Start of Listed records

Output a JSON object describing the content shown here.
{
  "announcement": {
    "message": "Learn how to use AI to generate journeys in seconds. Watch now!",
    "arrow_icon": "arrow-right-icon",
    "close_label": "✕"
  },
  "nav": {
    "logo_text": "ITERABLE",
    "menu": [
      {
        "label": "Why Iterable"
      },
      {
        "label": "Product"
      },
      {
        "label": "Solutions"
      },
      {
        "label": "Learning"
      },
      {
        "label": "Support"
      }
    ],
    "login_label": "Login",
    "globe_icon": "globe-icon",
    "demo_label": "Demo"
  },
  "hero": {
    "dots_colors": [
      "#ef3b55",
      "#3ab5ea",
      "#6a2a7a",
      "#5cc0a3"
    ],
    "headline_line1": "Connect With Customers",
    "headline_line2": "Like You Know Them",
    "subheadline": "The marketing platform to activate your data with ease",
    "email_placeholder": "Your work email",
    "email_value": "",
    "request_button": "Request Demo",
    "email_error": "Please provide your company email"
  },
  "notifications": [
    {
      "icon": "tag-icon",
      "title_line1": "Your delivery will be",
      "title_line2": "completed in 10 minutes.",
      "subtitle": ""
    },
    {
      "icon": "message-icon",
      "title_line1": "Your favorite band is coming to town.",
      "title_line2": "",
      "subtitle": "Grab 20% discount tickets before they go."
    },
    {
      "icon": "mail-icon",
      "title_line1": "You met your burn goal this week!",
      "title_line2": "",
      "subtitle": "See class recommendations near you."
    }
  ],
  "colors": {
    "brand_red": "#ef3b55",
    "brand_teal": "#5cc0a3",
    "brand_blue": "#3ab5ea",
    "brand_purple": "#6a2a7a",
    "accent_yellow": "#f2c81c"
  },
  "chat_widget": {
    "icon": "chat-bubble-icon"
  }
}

End of Listed records

Description of the task – Write out the full listing exactly as given.

Correct response –
Output a JSON object describing the content shown here.
{
  "announcement": {
    "message": "Learn how to use AI to generate journeys in seconds. Watch now!",
    "arrow_icon": "arrow-right-icon",
    "close_label": "✕"
  },
  "nav": {
    "logo_text": "ITERABLE",
    "menu": [
      {
        "label": "Why Iterable"
      },
      {
        "label": "Product"
      },
      {
        "label": "Solutions"
      },
      {
        "label": "Learning"
      },
      {
        "label": "Support"
      }
    ],
    "login_label": "Login",
    "globe_icon": "globe-icon",
    "demo_label": "Demo"
  },
  "hero": {
    "dots_colors": [
      "#ef3b55",
      "#3ab5ea",
      "#6a2a7a",
      "#5cc0a3"
    ],
    "headline_line1": "Connect With Customers",
    "headline_line2": "Like You Know Them",
    "subheadline": "The marketing platform to activate your data with ease",
    "email_placeholder": "Your work email",
    "email_value": "",
    "request_button": "Request Demo",
    "email_error": "Please provide your company email"
  },
  "notifications": [
    {
      "icon": "tag-icon",
      "title_line1": "Your delivery will be",
      "title_line2": "completed in 10 minutes.",
      "subtitle": ""
    },
    {
      "icon": "message-icon",
      "title_line1": "Your favorite band is coming to town.",
      "title_line2": "",
      "subtitle": "Grab 20% discount tickets before they go."
    },
    {
      "icon": "mail-icon",
      "title_line1": "You met your burn goal this week!",
      "title_line2": "",
      "subtitle": "See class recommendations near you."
    }
  ],
  "colors": {
    "brand_red": "#ef3b55",
    "brand_teal": "#5cc0a3",
    "brand_blue": "#3ab5ea",
    "brand_purple": "#6a2a7a",
    "accent_yellow": "#f2c81c"
  },
  "chat_widget": {
    "icon": "chat-bubble-icon"
  }
}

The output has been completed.